# Aim of the exercise
Reproduce each line of the material precisely.

(Dataset excerpt)
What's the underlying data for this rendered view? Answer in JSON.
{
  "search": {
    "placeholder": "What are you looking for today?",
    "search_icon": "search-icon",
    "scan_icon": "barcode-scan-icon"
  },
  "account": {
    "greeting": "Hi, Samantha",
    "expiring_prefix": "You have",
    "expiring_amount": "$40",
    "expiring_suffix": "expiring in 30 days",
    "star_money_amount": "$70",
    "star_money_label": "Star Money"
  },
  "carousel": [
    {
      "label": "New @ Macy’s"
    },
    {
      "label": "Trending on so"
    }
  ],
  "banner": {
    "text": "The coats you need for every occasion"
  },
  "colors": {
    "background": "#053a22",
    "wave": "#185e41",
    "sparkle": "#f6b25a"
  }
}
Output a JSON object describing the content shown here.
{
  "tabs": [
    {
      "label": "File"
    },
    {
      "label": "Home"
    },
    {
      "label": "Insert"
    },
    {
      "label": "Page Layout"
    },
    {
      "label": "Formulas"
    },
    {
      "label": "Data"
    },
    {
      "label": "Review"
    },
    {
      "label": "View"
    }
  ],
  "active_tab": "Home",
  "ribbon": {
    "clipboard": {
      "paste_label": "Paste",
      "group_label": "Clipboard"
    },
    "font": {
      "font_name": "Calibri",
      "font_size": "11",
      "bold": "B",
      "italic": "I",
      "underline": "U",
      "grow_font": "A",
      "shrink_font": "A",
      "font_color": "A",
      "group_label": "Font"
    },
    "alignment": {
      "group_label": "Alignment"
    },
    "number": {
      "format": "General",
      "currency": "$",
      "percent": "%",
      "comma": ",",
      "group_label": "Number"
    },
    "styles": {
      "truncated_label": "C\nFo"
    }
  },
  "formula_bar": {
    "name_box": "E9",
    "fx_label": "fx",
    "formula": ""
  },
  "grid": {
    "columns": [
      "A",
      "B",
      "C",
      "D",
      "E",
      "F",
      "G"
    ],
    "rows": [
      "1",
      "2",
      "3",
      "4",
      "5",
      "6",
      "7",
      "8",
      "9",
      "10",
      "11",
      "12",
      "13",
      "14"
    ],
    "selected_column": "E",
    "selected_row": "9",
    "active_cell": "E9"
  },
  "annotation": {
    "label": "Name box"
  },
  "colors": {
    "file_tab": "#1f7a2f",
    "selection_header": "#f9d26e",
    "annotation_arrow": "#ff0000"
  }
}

# Completed task
What's the underlying data for this rendered view? Answer in JSON.
{
  "search": {
    "placeholder": "What are you looking for today?",
    "search_icon": "search-icon",
    "scan_icon": "barcode-scan-icon"
  },
  "account": {
    "greeting": "Hi, Samantha",
    "expiring_prefix": "You have",
    "expiring_amount": "$40",
    "expiring_suffix": "expiring in 30 days",
    "star_money_amount": "$70",
    "star_money_label": "Star Money"
  },
  "carousel": [
    {
      "label": "New @ Macy’s"
    },
    {
      "label": "Trending on so"
    }
  ],
  "banner": {
    "text": "The coats you need for every occasion"
  },
  "colors": {
    "background": "#053a22",
    "wave": "#185e41",
    "sparkle": "#f6b25a"
  }
}
Output a JSON object describing the content shown here.
{
  "tabs": [
    {
      "label": "File"
    },
    {
      "label": "Home"
    },
    {
      "label": "Insert"
    },
    {
      "label": "Page Layout"
    },
    {
      "label": "Formulas"
    },
    {
      "label": "Data"
    },
    {
      "label": "Review"
    },
    {
      "label": "View"
    }
  ],
  "active_tab": "Home",
  "ribbon": {
    "clipboard": {
      "paste_label": "Paste",
      "group_label": "Clipboard"
    },
    "font": {
      "font_name": "Calibri",
      "font_size": "11",
      "bold": "B",
      "italic": "I",
      "underline": "U",
      "grow_font": "A",
      "shrink_font": "A",
      "font_color": "A",
      "group_label": "Font"
    },
    "alignment": {
      "group_label": "Alignment"
    },
    "number": {
      "format": "General",
      "currency": "$",
      "percent": "%",
      "comma": ",",
      "group_label": "Number"
    },
    "styles": {
      "truncated_label": "C\nFo"
    }
  },
  "formula_bar": {
    "name_box": "E9",
    "fx_label": "fx",
    "formula": ""
  },
  "grid": {
    "columns": [
      "A",
      "B",
      "C",
      "D",
      "E",
      "F",
      "G"
    ],
    "rows": [
      "1",
      "2",
      "3",
      "4",
      "5",
      "6",
      "7",
      "8",
      "9",
      "10",
      "11",
      "12",
      "13",
      "14"
    ],
    "selected_column": "E",
    "selected_row": "9",
    "active_cell": "E9"
  },
  "annotation": {
    "label": "Name box"
  },
  "colors": {
    "file_tab": "#1f7a2f",
    "selection_header": "#f9d26e",
    "annotation_arrow": "#ff0000"
  }
}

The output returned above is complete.